» **REQUIREMENTS**
Count the rows below that contain the string "colon". Give only the number.

» **DATA**
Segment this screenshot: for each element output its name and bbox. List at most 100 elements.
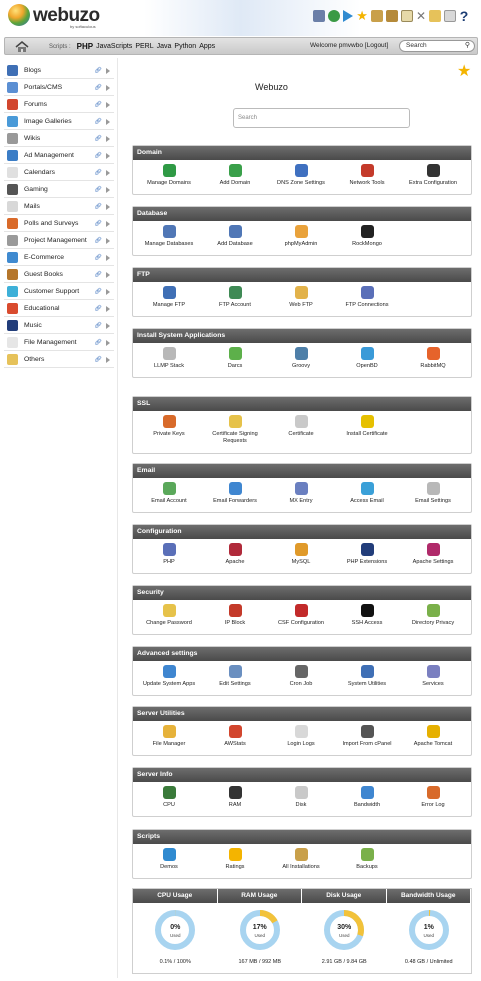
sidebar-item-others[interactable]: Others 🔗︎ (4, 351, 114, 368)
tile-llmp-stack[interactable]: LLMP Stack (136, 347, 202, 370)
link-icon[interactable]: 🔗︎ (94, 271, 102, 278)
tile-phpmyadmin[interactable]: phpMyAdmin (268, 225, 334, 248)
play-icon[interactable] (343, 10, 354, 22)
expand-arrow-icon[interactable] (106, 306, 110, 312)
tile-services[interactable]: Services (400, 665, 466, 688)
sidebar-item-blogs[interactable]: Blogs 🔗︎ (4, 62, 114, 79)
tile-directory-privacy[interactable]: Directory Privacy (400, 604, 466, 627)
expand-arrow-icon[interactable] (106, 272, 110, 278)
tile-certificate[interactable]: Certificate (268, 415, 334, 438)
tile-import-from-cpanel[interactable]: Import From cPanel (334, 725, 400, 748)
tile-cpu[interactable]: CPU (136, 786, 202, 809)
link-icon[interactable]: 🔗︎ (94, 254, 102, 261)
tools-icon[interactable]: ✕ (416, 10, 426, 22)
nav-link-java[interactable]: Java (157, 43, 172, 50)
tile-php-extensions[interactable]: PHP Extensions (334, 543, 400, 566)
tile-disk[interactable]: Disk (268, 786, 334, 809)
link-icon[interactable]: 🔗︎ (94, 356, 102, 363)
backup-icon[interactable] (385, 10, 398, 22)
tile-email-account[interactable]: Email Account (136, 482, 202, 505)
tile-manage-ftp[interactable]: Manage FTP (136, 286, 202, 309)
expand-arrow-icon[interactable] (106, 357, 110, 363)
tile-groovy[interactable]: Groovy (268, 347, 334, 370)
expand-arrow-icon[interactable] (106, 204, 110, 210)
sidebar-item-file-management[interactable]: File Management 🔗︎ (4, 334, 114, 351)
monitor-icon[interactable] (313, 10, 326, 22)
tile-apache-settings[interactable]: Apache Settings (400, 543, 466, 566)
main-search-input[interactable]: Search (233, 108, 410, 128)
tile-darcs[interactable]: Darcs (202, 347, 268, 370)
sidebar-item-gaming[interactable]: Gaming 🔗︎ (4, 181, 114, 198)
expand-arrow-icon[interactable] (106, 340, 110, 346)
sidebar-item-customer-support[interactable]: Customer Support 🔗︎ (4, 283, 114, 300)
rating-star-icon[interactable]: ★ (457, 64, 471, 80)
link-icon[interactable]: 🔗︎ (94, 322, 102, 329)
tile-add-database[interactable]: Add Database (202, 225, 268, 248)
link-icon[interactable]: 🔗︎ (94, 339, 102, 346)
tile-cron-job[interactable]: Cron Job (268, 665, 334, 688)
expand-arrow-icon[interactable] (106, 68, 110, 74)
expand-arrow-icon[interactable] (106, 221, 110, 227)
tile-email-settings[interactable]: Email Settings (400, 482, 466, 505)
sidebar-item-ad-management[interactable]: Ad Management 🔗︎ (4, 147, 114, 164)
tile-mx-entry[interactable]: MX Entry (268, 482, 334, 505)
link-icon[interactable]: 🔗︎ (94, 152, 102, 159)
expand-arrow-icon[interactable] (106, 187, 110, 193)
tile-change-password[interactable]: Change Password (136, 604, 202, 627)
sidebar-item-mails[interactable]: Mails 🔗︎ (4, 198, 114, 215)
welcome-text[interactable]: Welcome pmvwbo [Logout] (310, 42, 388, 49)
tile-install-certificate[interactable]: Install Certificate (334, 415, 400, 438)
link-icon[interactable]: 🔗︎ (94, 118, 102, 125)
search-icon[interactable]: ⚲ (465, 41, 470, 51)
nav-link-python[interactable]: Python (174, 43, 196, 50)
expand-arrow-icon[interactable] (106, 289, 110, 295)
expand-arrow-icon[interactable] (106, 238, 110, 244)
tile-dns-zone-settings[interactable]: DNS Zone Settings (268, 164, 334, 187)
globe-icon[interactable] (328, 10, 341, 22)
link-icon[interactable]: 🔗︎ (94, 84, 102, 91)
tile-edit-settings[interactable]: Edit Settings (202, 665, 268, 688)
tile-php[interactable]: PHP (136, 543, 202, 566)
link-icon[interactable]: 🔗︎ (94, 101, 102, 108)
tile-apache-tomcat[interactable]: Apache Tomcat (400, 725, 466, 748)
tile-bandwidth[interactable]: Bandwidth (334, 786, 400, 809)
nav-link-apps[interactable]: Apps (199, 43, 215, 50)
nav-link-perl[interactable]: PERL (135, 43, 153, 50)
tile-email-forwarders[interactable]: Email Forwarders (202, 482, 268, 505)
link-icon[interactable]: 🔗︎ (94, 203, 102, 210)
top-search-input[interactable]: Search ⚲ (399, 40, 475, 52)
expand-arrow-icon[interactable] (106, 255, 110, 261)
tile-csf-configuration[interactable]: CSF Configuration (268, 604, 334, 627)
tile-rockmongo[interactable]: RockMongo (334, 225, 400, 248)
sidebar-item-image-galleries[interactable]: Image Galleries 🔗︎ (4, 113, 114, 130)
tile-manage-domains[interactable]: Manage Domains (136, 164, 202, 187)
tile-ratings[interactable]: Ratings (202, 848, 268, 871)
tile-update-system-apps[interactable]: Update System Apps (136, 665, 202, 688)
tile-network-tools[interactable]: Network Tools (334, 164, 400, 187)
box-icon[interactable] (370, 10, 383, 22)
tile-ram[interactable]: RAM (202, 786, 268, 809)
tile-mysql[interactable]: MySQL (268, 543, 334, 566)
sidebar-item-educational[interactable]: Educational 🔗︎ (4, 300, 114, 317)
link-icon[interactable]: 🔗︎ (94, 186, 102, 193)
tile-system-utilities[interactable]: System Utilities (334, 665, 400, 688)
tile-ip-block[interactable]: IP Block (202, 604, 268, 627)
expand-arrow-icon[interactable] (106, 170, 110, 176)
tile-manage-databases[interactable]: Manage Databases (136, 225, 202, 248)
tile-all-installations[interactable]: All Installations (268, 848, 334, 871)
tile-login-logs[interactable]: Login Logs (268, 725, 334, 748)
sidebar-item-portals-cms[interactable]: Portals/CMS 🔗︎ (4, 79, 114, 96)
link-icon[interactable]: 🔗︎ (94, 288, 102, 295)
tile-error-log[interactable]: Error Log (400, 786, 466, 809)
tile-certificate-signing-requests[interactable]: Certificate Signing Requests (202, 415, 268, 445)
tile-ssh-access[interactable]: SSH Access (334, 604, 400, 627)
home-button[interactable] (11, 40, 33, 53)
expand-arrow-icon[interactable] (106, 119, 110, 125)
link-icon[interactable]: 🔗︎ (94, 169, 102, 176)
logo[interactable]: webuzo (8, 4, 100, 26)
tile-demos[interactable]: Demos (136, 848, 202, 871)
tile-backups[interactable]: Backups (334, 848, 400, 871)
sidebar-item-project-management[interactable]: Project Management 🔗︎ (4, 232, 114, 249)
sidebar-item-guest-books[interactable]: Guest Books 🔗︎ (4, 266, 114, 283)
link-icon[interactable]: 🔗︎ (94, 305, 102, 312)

--

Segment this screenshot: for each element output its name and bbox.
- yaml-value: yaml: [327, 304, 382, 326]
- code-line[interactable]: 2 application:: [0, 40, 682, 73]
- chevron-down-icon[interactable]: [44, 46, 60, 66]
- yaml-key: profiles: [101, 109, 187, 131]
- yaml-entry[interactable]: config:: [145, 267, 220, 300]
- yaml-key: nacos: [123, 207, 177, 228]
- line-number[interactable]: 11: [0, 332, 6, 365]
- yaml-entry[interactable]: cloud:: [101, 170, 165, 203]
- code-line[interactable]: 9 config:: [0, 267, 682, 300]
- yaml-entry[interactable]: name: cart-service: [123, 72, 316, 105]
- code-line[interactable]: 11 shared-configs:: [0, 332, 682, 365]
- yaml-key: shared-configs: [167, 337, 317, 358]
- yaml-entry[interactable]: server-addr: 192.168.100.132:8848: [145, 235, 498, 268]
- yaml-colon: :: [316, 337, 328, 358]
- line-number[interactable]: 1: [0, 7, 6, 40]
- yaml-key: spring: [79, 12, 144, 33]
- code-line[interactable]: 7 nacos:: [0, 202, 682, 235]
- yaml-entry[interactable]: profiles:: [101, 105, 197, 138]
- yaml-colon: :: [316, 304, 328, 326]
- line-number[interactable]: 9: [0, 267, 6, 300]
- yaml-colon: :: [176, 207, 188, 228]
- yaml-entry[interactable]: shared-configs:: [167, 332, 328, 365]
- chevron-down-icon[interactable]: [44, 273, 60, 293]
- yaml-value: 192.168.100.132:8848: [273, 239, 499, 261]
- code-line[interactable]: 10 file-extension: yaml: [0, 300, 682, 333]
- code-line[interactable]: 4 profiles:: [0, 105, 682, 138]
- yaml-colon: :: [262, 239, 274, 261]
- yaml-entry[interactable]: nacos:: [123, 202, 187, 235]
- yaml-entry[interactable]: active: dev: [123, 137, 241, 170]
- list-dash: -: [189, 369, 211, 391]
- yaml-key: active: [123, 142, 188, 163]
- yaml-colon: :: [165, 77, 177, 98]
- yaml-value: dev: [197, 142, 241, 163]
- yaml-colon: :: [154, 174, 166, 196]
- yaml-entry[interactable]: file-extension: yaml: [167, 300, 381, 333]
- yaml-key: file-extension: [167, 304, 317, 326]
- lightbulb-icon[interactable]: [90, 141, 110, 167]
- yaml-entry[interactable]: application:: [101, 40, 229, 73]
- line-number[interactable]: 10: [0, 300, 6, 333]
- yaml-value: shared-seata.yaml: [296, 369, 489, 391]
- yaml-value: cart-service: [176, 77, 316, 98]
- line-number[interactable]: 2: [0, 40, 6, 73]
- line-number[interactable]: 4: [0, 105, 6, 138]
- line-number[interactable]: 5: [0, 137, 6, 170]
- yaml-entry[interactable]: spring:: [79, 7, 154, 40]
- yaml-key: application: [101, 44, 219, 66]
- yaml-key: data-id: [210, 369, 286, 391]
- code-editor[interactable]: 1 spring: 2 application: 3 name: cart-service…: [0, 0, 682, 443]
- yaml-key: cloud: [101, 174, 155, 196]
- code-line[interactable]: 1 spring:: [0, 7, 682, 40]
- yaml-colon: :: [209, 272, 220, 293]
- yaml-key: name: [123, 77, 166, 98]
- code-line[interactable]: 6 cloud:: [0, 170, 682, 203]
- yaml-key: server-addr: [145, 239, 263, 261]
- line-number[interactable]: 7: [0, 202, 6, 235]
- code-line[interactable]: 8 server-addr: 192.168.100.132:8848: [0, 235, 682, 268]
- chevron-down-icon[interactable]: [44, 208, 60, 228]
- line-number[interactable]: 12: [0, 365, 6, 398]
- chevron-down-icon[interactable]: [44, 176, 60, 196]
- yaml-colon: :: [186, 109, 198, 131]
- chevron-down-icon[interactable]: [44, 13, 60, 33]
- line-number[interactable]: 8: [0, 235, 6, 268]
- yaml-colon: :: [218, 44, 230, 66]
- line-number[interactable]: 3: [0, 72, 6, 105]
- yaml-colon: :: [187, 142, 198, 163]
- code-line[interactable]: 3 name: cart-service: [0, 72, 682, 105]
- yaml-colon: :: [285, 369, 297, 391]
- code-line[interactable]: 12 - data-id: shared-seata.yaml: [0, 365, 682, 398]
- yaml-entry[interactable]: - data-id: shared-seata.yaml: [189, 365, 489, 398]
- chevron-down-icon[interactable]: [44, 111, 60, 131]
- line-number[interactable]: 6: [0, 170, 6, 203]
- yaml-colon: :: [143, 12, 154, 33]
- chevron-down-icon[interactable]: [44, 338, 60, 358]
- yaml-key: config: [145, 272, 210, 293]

» **FINAL RESULT**
12